=== SOURCE EXCERPT ===
****

The Thief players draw from a shared deck of Action Cards and have five Actions. These are Lock, Move, Punch, Shoot, and Reinforcements. The Reinforcements Action enables the Thief players to return a Thief figure to play if one has been killed. However, this is at the loss of all other actions and it hinders the Thieves’ action to unlock the vault. The Lock Action enables a Thief to cover up a numbered space on the current Vault Lock. The Vault Lock is represented by a series of Lock Vault Cards. Each Lock Vault Card shows a row of four numbers, these being the odd numbers from one to nine. These are arranged in a series of grids, which get increasingly larger as the Thieves crack each Lock, from two-by-four all the way up to four-by-four for the sixth and final Lock.
Each turn, the Thief players will be working together to try and crack the code on each Lock. To do this they try and match the numbers on their played Action Cards to the numbers on the grid. This is done with the highest and lowest on the Action Cards they collectively play to not only match the numbers on the current Lock Vault Cards, but do so for adjacent numbers. These can be horizontal or vertical, but they have to be orthogonal. How they do this plays slightly differently depending on the number of players. With one Thief player, he will draw a separate Action Card, look at its number and place the card face down before playing an Action Card from his hand, also face down, and then turn it over to reveal whether he has a solved part of the Lock Vault Code. With multiple Thief players, the Thief players take in turns to be lead thief. If two Thieves, the lead Thief player will draw an Action Card from the Action deck and show it to the other player before placing it face down. They both then play cards from their hand alongside the face down card. If there are three Thieves, the lead Thief player selects a card from his hand, shows it to the other two Thieves, and then play cards from their hands alongside the face down card. The key here is that the beyond the lead Thief showing the other Thieves the first Action, none of the Thief players communicate with each other. When the cards are revealed, the highest and lowest numbers on the cards are hopefully matched on the Lock Vault Code, whilst the card with the middle value is used to determine the actions for the Thieves that turn.

****

=== DATA PROVIDED ===
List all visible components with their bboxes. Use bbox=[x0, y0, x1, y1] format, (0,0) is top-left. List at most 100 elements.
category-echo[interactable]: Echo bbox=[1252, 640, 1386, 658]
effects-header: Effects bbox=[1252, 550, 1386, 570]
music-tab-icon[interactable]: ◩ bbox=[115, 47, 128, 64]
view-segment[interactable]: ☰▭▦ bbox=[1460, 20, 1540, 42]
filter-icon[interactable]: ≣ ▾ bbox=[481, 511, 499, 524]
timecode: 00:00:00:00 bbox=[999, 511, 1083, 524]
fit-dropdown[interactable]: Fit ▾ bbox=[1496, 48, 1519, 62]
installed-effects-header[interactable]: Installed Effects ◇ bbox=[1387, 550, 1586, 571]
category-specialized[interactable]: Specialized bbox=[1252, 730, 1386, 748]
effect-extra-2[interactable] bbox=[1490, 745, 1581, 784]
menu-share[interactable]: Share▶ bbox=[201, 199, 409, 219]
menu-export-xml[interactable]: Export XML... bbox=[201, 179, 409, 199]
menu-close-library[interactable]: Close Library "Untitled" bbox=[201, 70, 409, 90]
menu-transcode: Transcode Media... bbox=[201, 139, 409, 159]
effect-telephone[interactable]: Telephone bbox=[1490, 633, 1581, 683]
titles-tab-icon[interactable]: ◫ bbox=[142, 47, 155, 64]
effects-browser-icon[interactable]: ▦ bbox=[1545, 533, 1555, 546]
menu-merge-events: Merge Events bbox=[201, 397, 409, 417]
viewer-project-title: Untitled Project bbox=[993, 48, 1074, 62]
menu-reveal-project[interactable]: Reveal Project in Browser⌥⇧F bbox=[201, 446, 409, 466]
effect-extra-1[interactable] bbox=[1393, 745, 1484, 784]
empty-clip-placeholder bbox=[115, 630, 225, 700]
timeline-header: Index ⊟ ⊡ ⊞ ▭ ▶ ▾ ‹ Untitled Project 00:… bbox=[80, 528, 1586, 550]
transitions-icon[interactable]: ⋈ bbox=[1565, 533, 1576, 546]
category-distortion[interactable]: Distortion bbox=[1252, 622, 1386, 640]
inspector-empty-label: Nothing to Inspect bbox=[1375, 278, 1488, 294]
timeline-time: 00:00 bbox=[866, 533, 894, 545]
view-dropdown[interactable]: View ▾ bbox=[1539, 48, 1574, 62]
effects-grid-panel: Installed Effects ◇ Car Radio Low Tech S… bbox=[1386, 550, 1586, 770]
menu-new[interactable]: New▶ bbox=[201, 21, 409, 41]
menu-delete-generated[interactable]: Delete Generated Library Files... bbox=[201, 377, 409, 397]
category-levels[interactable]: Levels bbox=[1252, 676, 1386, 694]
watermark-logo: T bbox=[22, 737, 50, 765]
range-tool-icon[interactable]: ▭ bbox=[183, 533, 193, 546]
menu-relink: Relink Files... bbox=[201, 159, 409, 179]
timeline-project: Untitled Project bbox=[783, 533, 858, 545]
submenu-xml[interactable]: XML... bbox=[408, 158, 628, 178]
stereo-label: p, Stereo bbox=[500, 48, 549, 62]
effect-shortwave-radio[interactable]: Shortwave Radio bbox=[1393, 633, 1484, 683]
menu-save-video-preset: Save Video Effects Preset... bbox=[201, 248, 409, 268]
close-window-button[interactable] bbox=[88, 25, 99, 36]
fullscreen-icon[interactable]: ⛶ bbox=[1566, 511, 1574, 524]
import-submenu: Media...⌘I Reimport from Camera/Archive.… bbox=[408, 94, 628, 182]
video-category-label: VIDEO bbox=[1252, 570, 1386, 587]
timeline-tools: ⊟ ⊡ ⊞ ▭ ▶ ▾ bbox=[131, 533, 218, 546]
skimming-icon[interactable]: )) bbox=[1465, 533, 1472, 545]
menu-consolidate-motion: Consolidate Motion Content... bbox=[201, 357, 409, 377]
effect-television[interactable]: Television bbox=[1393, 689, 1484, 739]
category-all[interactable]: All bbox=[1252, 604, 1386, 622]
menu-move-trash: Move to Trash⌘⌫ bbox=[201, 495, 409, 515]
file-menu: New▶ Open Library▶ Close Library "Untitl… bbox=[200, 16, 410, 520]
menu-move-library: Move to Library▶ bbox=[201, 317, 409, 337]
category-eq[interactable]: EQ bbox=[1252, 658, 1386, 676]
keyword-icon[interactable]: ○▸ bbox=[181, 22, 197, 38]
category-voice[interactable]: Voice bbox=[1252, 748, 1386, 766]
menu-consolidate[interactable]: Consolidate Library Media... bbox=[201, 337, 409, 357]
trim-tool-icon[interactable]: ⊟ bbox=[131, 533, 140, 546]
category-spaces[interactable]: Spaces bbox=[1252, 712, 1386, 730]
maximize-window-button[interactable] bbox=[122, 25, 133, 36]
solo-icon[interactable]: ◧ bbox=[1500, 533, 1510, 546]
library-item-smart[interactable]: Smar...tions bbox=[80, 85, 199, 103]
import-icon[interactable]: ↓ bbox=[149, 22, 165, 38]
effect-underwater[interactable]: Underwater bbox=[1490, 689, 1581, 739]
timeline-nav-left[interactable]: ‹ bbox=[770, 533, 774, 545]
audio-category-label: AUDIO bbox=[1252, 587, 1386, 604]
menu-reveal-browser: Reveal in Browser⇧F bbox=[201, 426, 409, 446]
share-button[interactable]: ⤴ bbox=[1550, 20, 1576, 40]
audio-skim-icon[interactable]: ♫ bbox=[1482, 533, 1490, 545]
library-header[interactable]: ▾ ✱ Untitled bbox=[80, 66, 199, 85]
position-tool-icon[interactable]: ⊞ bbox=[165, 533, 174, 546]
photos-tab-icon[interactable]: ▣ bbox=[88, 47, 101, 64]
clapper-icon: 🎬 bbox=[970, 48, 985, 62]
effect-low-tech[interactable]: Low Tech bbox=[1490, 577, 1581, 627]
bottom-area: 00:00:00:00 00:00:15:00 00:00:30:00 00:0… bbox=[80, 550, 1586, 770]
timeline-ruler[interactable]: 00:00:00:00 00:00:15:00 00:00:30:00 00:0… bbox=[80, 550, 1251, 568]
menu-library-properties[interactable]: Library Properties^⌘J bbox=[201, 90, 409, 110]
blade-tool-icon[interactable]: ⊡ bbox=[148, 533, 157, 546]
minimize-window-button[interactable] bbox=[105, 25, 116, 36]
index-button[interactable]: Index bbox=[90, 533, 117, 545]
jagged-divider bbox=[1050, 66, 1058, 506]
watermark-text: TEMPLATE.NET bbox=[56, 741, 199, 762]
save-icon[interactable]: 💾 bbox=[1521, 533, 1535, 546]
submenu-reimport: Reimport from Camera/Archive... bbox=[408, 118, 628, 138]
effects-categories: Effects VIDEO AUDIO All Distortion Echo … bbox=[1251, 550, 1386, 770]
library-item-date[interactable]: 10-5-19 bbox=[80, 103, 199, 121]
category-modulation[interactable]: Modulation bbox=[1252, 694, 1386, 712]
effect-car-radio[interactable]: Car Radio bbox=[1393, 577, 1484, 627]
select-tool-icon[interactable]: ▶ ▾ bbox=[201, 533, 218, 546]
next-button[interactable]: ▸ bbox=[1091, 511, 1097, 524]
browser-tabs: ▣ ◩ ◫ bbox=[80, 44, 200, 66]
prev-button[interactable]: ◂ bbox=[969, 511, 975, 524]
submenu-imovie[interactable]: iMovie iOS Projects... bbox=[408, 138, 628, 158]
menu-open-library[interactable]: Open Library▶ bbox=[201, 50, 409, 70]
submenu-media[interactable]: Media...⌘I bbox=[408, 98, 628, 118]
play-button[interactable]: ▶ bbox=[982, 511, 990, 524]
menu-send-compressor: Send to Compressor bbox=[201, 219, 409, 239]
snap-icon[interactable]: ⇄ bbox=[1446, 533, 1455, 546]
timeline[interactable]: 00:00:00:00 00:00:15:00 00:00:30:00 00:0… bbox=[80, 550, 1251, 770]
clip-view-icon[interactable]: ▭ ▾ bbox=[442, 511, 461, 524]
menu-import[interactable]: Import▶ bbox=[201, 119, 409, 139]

****

=== THE EXERCISE ===
Name every Action that the Thief players have, according to the game description above.

=== RESPONSE ===
Lock, Move, Punch, Shoot, Reinforcements